WRITTEN PROBLEM: Take the listing and print it in full, exactly as given.

-- EXERCISE MATERIAL start --

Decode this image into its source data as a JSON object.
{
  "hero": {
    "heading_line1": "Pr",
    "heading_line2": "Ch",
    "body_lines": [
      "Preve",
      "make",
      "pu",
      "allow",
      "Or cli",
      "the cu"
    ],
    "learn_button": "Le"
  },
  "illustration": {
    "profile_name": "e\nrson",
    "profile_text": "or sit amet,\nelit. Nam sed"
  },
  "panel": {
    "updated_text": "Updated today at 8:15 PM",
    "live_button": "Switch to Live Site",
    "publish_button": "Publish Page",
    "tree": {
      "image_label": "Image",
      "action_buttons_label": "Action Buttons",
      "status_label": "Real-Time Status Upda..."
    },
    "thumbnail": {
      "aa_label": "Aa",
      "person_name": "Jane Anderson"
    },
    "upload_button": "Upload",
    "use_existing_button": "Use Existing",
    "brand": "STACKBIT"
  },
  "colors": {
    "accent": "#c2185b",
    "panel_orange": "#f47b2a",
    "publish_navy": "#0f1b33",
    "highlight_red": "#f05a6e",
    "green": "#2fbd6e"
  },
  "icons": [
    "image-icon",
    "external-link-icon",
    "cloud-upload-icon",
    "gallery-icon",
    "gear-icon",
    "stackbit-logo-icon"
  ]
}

-- EXERCISE MATERIAL end --

RESULT OF THE TASK:
Decode this image into its source data as a JSON object.
{
  "hero": {
    "heading_line1": "Pr",
    "heading_line2": "Ch",
    "body_lines": [
      "Preve",
      "make",
      "pu",
      "allow",
      "Or cli",
      "the cu"
    ],
    "learn_button": "Le"
  },
  "illustration": {
    "profile_name": "e\nrson",
    "profile_text": "or sit amet,\nelit. Nam sed"
  },
  "panel": {
    "updated_text": "Updated today at 8:15 PM",
    "live_button": "Switch to Live Site",
    "publish_button": "Publish Page",
    "tree": {
      "image_label": "Image",
      "action_buttons_label": "Action Buttons",
      "status_label": "Real-Time Status Upda..."
    },
    "thumbnail": {
      "aa_label": "Aa",
      "person_name": "Jane Anderson"
    },
    "upload_button": "Upload",
    "use_existing_button": "Use Existing",
    "brand": "STACKBIT"
  },
  "colors": {
    "accent": "#c2185b",
    "panel_orange": "#f47b2a",
    "publish_navy": "#0f1b33",
    "highlight_red": "#f05a6e",
    "green": "#2fbd6e"
  },
  "icons": [
    "image-icon",
    "external-link-icon",
    "cloud-upload-icon",
    "gallery-icon",
    "gear-icon",
    "stackbit-logo-icon"
  ]
}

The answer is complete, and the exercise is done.